*** Opening LISTED ENTRIES ***
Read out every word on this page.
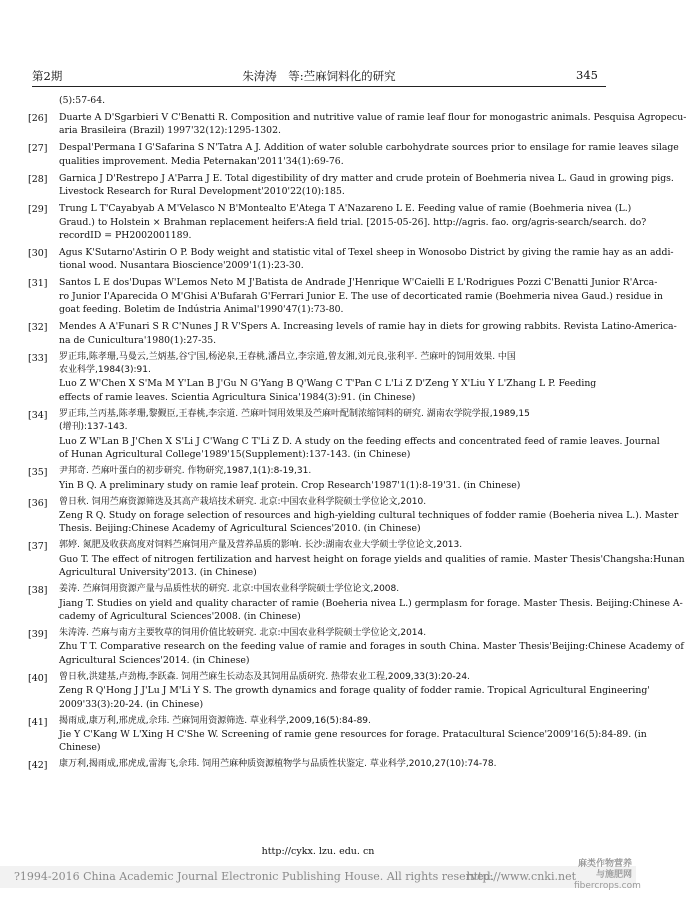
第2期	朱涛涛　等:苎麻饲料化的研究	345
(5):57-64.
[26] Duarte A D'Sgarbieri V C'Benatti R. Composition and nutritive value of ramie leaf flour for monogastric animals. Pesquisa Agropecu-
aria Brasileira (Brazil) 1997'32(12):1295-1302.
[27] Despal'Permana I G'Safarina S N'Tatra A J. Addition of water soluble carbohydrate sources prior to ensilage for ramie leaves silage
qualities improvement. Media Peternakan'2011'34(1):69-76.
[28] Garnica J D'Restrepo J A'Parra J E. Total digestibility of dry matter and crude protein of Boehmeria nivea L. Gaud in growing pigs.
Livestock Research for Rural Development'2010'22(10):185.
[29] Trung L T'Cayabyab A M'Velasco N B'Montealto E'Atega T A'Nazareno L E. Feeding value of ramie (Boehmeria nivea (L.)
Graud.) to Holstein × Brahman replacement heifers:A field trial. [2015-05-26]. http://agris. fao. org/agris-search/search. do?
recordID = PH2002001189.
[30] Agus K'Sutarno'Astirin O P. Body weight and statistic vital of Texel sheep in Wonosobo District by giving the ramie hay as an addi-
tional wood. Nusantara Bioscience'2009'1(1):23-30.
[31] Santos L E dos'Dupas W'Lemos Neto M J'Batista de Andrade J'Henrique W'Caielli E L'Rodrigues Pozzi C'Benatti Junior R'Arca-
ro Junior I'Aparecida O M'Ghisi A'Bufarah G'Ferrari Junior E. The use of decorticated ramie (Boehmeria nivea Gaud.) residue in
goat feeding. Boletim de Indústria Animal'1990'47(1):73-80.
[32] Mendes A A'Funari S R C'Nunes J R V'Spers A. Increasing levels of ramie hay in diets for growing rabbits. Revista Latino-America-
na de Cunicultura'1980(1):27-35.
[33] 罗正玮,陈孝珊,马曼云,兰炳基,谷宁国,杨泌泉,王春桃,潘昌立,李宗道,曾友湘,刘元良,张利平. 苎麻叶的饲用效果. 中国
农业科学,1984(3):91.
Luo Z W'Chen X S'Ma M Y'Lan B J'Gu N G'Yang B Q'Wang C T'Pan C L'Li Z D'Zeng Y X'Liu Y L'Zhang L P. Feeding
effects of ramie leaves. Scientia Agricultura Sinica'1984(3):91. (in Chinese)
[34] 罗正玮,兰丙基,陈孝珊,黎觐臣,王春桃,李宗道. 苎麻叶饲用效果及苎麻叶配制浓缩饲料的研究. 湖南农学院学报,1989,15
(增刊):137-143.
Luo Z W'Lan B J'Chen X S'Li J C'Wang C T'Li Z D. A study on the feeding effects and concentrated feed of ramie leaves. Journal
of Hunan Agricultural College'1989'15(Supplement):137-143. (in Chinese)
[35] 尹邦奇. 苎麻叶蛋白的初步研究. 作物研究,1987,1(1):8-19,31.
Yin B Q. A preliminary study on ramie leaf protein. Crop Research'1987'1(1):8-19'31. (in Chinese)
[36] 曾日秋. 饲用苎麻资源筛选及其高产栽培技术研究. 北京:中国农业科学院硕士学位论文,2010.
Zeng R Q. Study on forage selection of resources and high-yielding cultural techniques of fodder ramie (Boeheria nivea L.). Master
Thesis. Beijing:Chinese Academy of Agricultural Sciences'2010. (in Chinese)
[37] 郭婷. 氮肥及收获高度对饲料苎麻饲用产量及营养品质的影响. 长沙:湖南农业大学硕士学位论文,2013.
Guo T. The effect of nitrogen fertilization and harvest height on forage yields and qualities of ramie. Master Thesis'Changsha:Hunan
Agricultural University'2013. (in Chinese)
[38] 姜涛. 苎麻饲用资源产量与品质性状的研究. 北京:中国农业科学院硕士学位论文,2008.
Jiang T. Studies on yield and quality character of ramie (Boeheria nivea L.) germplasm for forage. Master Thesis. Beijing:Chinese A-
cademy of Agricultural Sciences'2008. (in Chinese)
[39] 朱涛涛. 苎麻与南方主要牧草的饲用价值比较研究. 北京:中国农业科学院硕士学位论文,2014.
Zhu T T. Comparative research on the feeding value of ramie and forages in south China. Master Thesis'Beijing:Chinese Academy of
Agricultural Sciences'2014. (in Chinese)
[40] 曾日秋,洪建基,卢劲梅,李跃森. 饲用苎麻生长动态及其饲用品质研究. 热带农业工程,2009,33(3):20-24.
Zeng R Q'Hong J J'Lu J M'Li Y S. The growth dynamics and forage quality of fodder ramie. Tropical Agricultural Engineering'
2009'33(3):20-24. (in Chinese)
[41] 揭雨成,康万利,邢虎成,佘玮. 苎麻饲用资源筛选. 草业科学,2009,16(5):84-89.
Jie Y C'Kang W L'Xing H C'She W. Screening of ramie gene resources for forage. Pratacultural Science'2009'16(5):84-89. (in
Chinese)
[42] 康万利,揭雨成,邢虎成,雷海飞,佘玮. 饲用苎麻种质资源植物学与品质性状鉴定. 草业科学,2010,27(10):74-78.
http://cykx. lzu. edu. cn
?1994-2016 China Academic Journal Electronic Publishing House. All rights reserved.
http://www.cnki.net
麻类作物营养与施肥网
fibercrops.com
*** Closing LISTED ENTRIES ***
*** Opening LISTED ENTRIES ***
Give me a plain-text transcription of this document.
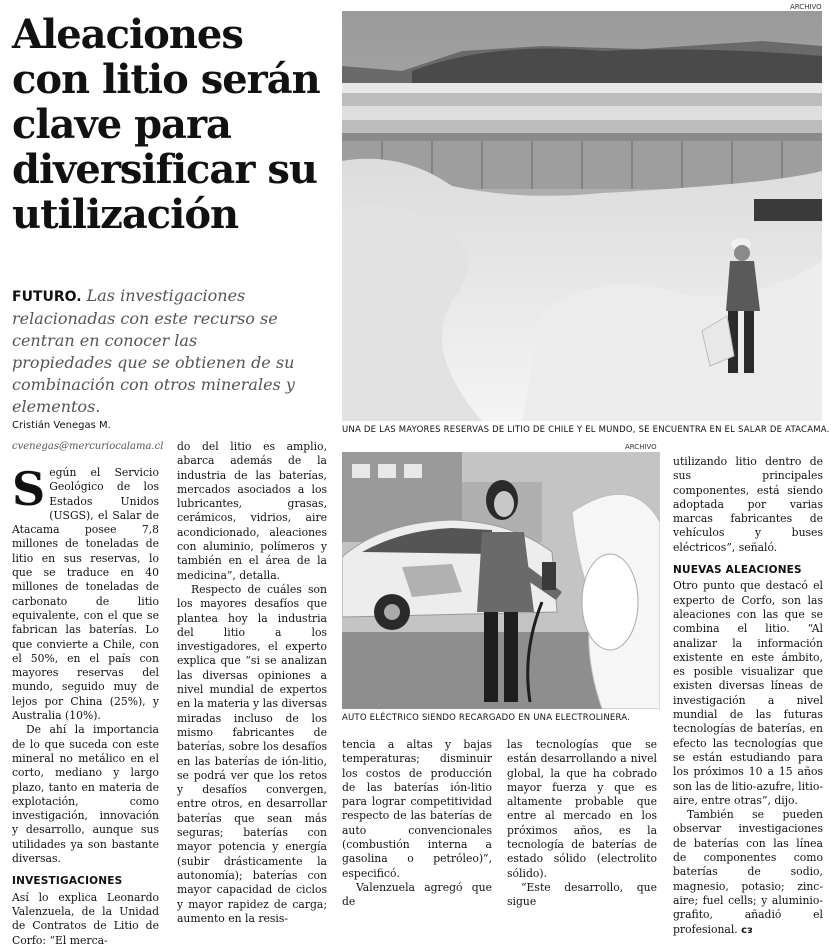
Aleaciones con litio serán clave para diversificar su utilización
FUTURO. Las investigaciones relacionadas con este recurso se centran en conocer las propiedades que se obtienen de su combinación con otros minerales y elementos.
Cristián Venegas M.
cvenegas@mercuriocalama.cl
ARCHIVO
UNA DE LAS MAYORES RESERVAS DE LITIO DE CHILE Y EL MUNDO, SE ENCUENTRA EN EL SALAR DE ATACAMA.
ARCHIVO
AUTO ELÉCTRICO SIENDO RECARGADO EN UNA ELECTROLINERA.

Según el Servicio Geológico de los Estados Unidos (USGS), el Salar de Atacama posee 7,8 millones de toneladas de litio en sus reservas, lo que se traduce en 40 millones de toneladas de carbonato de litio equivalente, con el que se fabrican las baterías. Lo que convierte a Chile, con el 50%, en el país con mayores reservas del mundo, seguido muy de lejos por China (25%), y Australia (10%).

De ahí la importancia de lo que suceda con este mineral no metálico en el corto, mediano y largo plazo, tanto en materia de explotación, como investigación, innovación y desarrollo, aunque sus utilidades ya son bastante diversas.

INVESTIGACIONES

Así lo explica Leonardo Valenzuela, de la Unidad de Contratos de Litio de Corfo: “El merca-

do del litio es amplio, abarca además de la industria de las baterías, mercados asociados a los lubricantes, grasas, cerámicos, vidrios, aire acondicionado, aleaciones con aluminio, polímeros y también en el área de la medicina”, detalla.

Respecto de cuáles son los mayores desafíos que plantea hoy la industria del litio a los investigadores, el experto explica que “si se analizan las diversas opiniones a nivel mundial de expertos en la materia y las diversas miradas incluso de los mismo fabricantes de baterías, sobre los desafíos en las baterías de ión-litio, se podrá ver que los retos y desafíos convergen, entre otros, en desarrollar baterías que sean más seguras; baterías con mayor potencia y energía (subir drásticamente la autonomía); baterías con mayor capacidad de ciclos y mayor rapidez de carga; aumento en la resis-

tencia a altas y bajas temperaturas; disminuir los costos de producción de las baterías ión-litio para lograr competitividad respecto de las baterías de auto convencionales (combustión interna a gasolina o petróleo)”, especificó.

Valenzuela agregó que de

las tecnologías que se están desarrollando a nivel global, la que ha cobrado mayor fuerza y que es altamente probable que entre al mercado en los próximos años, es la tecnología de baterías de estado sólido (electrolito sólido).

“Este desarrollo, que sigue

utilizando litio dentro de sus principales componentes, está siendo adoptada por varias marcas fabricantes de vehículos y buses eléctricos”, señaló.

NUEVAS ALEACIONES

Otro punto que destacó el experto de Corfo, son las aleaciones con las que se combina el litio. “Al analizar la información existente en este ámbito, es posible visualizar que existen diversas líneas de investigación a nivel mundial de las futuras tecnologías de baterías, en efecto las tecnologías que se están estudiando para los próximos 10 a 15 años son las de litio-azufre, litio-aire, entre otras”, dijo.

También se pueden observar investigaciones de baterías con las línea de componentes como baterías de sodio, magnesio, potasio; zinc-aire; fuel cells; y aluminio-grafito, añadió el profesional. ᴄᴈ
*** Closing LISTED ENTRIES ***
In the entries, find every line holding "Boehmeria" and copy it.

- SOLUTION -
[28] Garnica J D'Restrepo J A'Parra J E. Total digestibility of dry matter and crude protein of Boehmeria nivea L. Gaud in growing pigs.
[29] Trung L T'Cayabyab A M'Velasco N B'Montealto E'Atega T A'Nazareno L E. Feeding value of ramie (Boehmeria nivea (L.)
ro Junior I'Aparecida O M'Ghisi A'Bufarah G'Ferrari Junior E. The use of decorticated ramie (Boehmeria nivea Gaud.) residue in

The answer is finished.